EXERCISE BRIEF> Pictures appear in the records below; write out everything else exactly.

───── AVAILABLE RECORDS

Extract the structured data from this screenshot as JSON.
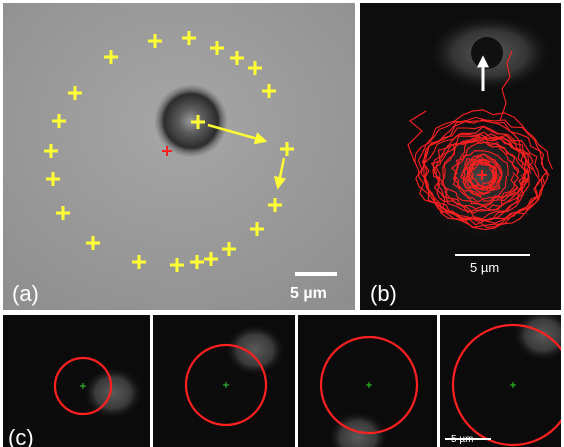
{
  "panel_a": {
    "label": "(a)",
    "scale_bar": "5 µm",
    "background_color": "#9e9e9e",
    "marker_color": "#ffff33",
    "center_marker_color": "#ff2020",
    "arrow_color": "#ffff33"
  },
  "panel_b": {
    "label": "(b)",
    "scale_bar": "5 µm",
    "trajectory_color": "#ff2020",
    "arrow_color": "#ffffff"
  },
  "panel_c": {
    "label": "(c)",
    "scale_bar": "5 µm",
    "ring_color": "#ff2020",
    "center_marker_color": "#33cc33",
    "frames": [
      "frame-1",
      "frame-2",
      "frame-3",
      "frame-4"
    ]
  }
}
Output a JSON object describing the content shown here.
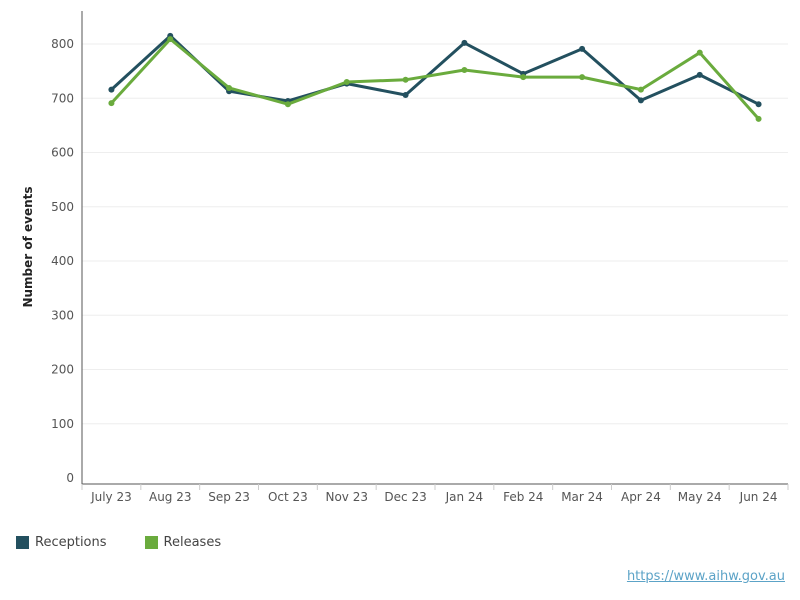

──────────

ANSWER IN FULL>
Extract the structured data from this screenshot as JSON.
{
  "panel_a": {
    "label": "(a)",
    "scale_bar": "5 µm",
    "background_color": "#9e9e9e",
    "marker_color": "#ffff33",
    "center_marker_color": "#ff2020",
    "arrow_color": "#ffff33"
  },
  "panel_b": {
    "label": "(b)",
    "scale_bar": "5 µm",
    "trajectory_color": "#ff2020",
    "arrow_color": "#ffffff"
  },
  "panel_c": {
    "label": "(c)",
    "scale_bar": "5 µm",
    "ring_color": "#ff2020",
    "center_marker_color": "#33cc33",
    "frames": [
      "frame-1",
      "frame-2",
      "frame-3",
      "frame-4"
    ]
  }
}
Output a JSON object describing the content shown here.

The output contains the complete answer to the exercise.